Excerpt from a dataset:
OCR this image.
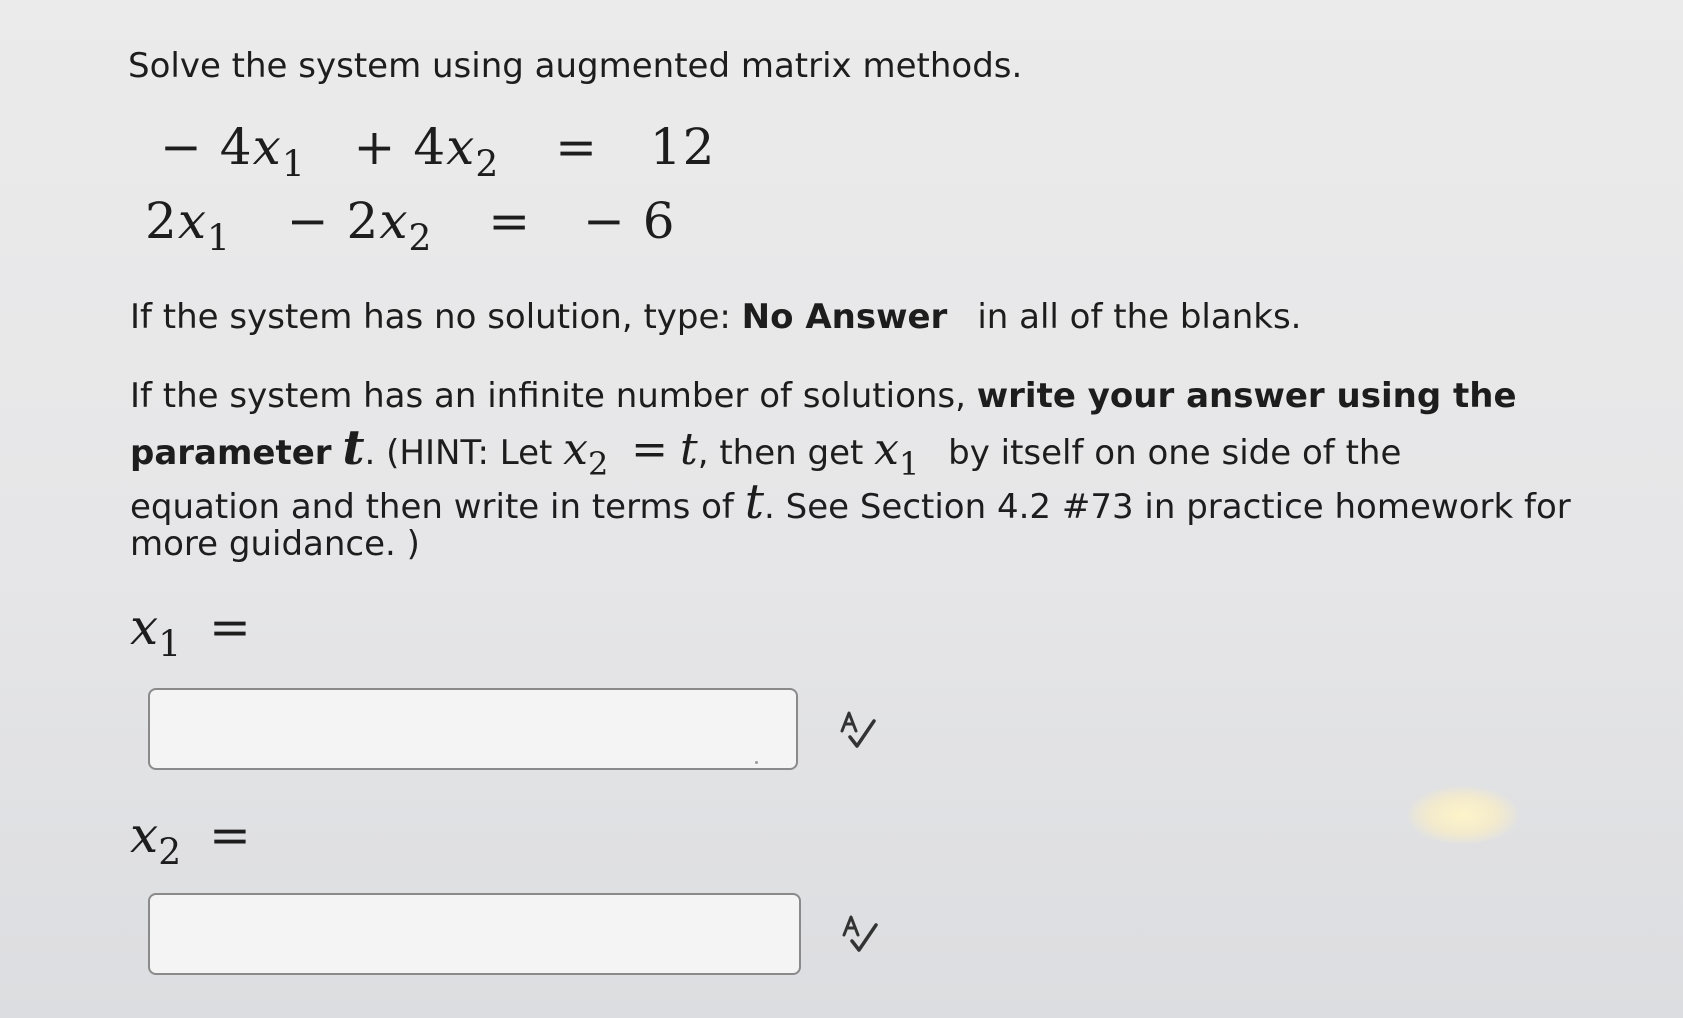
Solve the system using augmented matrix methods.
− $4x_1 + 4x_2 = 12$
$2x_1 - 2x_2$ = − 6
If the system has no solution, type: No Answer in all of the blanks.
If the system has an infinite number of solutions, write your answer using the
parameter t. (HINT: Let x2 = t, then get x1 by itself on one side of the
equation and then write in terms of t. See Section 4.2 #73 in practice homework for
more guidance. )
$x_1$ =
$x_2$ =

● **Required task**
With the pictures omitted, reproduce the records in full and exactly.

● **Solution**
OCR this image.
Solve the system using augmented matrix methods.
− $4x_1 + 4x_2 = 12$
$2x_1 - 2x_2$ = − 6
If the system has no solution, type: No Answer in all of the blanks.
If the system has an infinite number of solutions, write your answer using the
parameter t. (HINT: Let x2 = t, then get x1 by itself on one side of the
equation and then write in terms of t. See Section 4.2 #73 in practice homework for
more guidance. )
$x_1$ =
$x_2$ =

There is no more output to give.